**Problem to solve**
Extract each line containing the string "value".

**Given records**
+--
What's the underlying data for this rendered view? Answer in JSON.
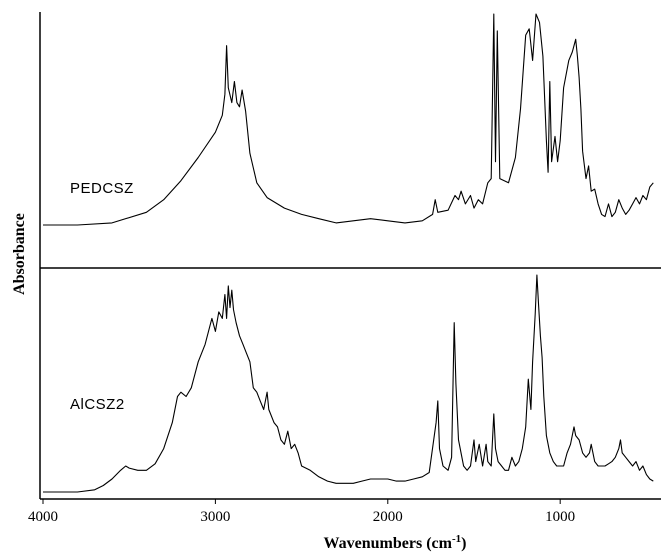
{
  "chart_data": {
    "type": "line",
    "xlabel": "Wavenumbers (cm",
    "xlabel_sup": "-1",
    "xlabel_close": ")",
    "ylabel": "Absorbance",
    "xlim": [
      4000,
      450
    ],
    "x_reversed": true,
    "ticks": [
      {
        "value": 4000,
        "label": "4000"
      },
      {
        "value": 3000,
        "label": "3000"
      },
      {
        "value": 2000,
        "label": "2000"
      },
      {
        "value": 1000,
        "label": "1000"
      }
    ],
    "grid": false,
    "series": [
      {
        "name": "PEDCSZ",
        "panel": "top",
        "points": [
          [
            4000,
            0.0
          ],
          [
            3800,
            0.0
          ],
          [
            3600,
            0.01
          ],
          [
            3400,
            0.06
          ],
          [
            3300,
            0.12
          ],
          [
            3200,
            0.21
          ],
          [
            3100,
            0.32
          ],
          [
            3000,
            0.44
          ],
          [
            2960,
            0.52
          ],
          [
            2945,
            0.62
          ],
          [
            2935,
            0.85
          ],
          [
            2925,
            0.65
          ],
          [
            2905,
            0.58
          ],
          [
            2890,
            0.68
          ],
          [
            2875,
            0.58
          ],
          [
            2860,
            0.56
          ],
          [
            2845,
            0.64
          ],
          [
            2825,
            0.54
          ],
          [
            2800,
            0.34
          ],
          [
            2760,
            0.2
          ],
          [
            2700,
            0.13
          ],
          [
            2600,
            0.08
          ],
          [
            2500,
            0.05
          ],
          [
            2400,
            0.03
          ],
          [
            2300,
            0.01
          ],
          [
            2200,
            0.02
          ],
          [
            2100,
            0.03
          ],
          [
            2000,
            0.02
          ],
          [
            1900,
            0.01
          ],
          [
            1800,
            0.02
          ],
          [
            1740,
            0.05
          ],
          [
            1725,
            0.12
          ],
          [
            1710,
            0.06
          ],
          [
            1650,
            0.07
          ],
          [
            1610,
            0.14
          ],
          [
            1590,
            0.12
          ],
          [
            1575,
            0.16
          ],
          [
            1550,
            0.1
          ],
          [
            1520,
            0.14
          ],
          [
            1500,
            0.08
          ],
          [
            1475,
            0.12
          ],
          [
            1450,
            0.1
          ],
          [
            1420,
            0.2
          ],
          [
            1400,
            0.22
          ],
          [
            1385,
            1.0
          ],
          [
            1375,
            0.3
          ],
          [
            1365,
            0.92
          ],
          [
            1350,
            0.22
          ],
          [
            1300,
            0.2
          ],
          [
            1260,
            0.32
          ],
          [
            1230,
            0.55
          ],
          [
            1200,
            0.9
          ],
          [
            1180,
            0.93
          ],
          [
            1160,
            0.78
          ],
          [
            1140,
            1.0
          ],
          [
            1120,
            0.96
          ],
          [
            1100,
            0.8
          ],
          [
            1080,
            0.4
          ],
          [
            1070,
            0.25
          ],
          [
            1060,
            0.68
          ],
          [
            1050,
            0.3
          ],
          [
            1030,
            0.42
          ],
          [
            1015,
            0.3
          ],
          [
            1000,
            0.4
          ],
          [
            980,
            0.65
          ],
          [
            950,
            0.78
          ],
          [
            930,
            0.82
          ],
          [
            910,
            0.88
          ],
          [
            900,
            0.8
          ],
          [
            890,
            0.7
          ],
          [
            880,
            0.55
          ],
          [
            870,
            0.35
          ],
          [
            850,
            0.22
          ],
          [
            835,
            0.28
          ],
          [
            820,
            0.16
          ],
          [
            800,
            0.17
          ],
          [
            780,
            0.1
          ],
          [
            760,
            0.05
          ],
          [
            740,
            0.04
          ],
          [
            720,
            0.1
          ],
          [
            700,
            0.04
          ],
          [
            680,
            0.06
          ],
          [
            660,
            0.12
          ],
          [
            640,
            0.08
          ],
          [
            620,
            0.05
          ],
          [
            600,
            0.07
          ],
          [
            580,
            0.1
          ],
          [
            560,
            0.13
          ],
          [
            540,
            0.1
          ],
          [
            520,
            0.14
          ],
          [
            500,
            0.12
          ],
          [
            480,
            0.18
          ],
          [
            460,
            0.2
          ]
        ]
      },
      {
        "name": "AlCSZ2",
        "panel": "bottom",
        "points": [
          [
            4000,
            0.0
          ],
          [
            3900,
            0.0
          ],
          [
            3800,
            0.0
          ],
          [
            3700,
            0.01
          ],
          [
            3650,
            0.03
          ],
          [
            3600,
            0.06
          ],
          [
            3550,
            0.1
          ],
          [
            3520,
            0.12
          ],
          [
            3500,
            0.11
          ],
          [
            3450,
            0.1
          ],
          [
            3400,
            0.1
          ],
          [
            3350,
            0.13
          ],
          [
            3300,
            0.2
          ],
          [
            3250,
            0.32
          ],
          [
            3220,
            0.44
          ],
          [
            3200,
            0.46
          ],
          [
            3170,
            0.44
          ],
          [
            3140,
            0.48
          ],
          [
            3100,
            0.6
          ],
          [
            3060,
            0.68
          ],
          [
            3040,
            0.74
          ],
          [
            3020,
            0.8
          ],
          [
            3000,
            0.74
          ],
          [
            2980,
            0.83
          ],
          [
            2960,
            0.8
          ],
          [
            2945,
            0.91
          ],
          [
            2935,
            0.8
          ],
          [
            2925,
            0.95
          ],
          [
            2915,
            0.85
          ],
          [
            2905,
            0.93
          ],
          [
            2895,
            0.84
          ],
          [
            2880,
            0.78
          ],
          [
            2860,
            0.72
          ],
          [
            2840,
            0.68
          ],
          [
            2820,
            0.64
          ],
          [
            2800,
            0.6
          ],
          [
            2780,
            0.48
          ],
          [
            2760,
            0.46
          ],
          [
            2740,
            0.42
          ],
          [
            2720,
            0.38
          ],
          [
            2700,
            0.46
          ],
          [
            2690,
            0.38
          ],
          [
            2660,
            0.32
          ],
          [
            2640,
            0.3
          ],
          [
            2620,
            0.24
          ],
          [
            2600,
            0.22
          ],
          [
            2580,
            0.28
          ],
          [
            2560,
            0.2
          ],
          [
            2540,
            0.22
          ],
          [
            2520,
            0.18
          ],
          [
            2500,
            0.12
          ],
          [
            2450,
            0.1
          ],
          [
            2400,
            0.07
          ],
          [
            2350,
            0.05
          ],
          [
            2300,
            0.04
          ],
          [
            2250,
            0.04
          ],
          [
            2200,
            0.04
          ],
          [
            2150,
            0.05
          ],
          [
            2100,
            0.06
          ],
          [
            2050,
            0.06
          ],
          [
            2000,
            0.06
          ],
          [
            1950,
            0.05
          ],
          [
            1900,
            0.05
          ],
          [
            1850,
            0.06
          ],
          [
            1800,
            0.07
          ],
          [
            1760,
            0.09
          ],
          [
            1720,
            0.32
          ],
          [
            1710,
            0.42
          ],
          [
            1700,
            0.2
          ],
          [
            1680,
            0.12
          ],
          [
            1650,
            0.1
          ],
          [
            1630,
            0.16
          ],
          [
            1615,
            0.78
          ],
          [
            1605,
            0.5
          ],
          [
            1590,
            0.24
          ],
          [
            1560,
            0.12
          ],
          [
            1540,
            0.1
          ],
          [
            1520,
            0.12
          ],
          [
            1500,
            0.24
          ],
          [
            1490,
            0.14
          ],
          [
            1470,
            0.22
          ],
          [
            1450,
            0.12
          ],
          [
            1430,
            0.22
          ],
          [
            1420,
            0.14
          ],
          [
            1400,
            0.12
          ],
          [
            1385,
            0.36
          ],
          [
            1375,
            0.2
          ],
          [
            1360,
            0.14
          ],
          [
            1340,
            0.12
          ],
          [
            1320,
            0.1
          ],
          [
            1300,
            0.1
          ],
          [
            1280,
            0.16
          ],
          [
            1260,
            0.12
          ],
          [
            1240,
            0.14
          ],
          [
            1220,
            0.2
          ],
          [
            1200,
            0.3
          ],
          [
            1185,
            0.52
          ],
          [
            1170,
            0.38
          ],
          [
            1160,
            0.6
          ],
          [
            1145,
            0.82
          ],
          [
            1135,
            1.0
          ],
          [
            1125,
            0.86
          ],
          [
            1115,
            0.72
          ],
          [
            1105,
            0.62
          ],
          [
            1095,
            0.44
          ],
          [
            1080,
            0.26
          ],
          [
            1060,
            0.18
          ],
          [
            1040,
            0.14
          ],
          [
            1020,
            0.12
          ],
          [
            1000,
            0.12
          ],
          [
            980,
            0.12
          ],
          [
            960,
            0.18
          ],
          [
            940,
            0.22
          ],
          [
            920,
            0.3
          ],
          [
            910,
            0.26
          ],
          [
            890,
            0.24
          ],
          [
            870,
            0.18
          ],
          [
            850,
            0.16
          ],
          [
            830,
            0.18
          ],
          [
            820,
            0.22
          ],
          [
            800,
            0.14
          ],
          [
            780,
            0.12
          ],
          [
            760,
            0.12
          ],
          [
            740,
            0.12
          ],
          [
            720,
            0.13
          ],
          [
            700,
            0.14
          ],
          [
            680,
            0.16
          ],
          [
            660,
            0.2
          ],
          [
            650,
            0.24
          ],
          [
            640,
            0.18
          ],
          [
            620,
            0.16
          ],
          [
            600,
            0.14
          ],
          [
            580,
            0.12
          ],
          [
            560,
            0.14
          ],
          [
            540,
            0.1
          ],
          [
            520,
            0.12
          ],
          [
            500,
            0.08
          ],
          [
            480,
            0.06
          ],
          [
            460,
            0.05
          ]
        ]
      }
    ]
  }
}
+--
**Worked solution**
        "value": 4000,
        "value": 3000,
        "value": 2000,
        "value": 1000,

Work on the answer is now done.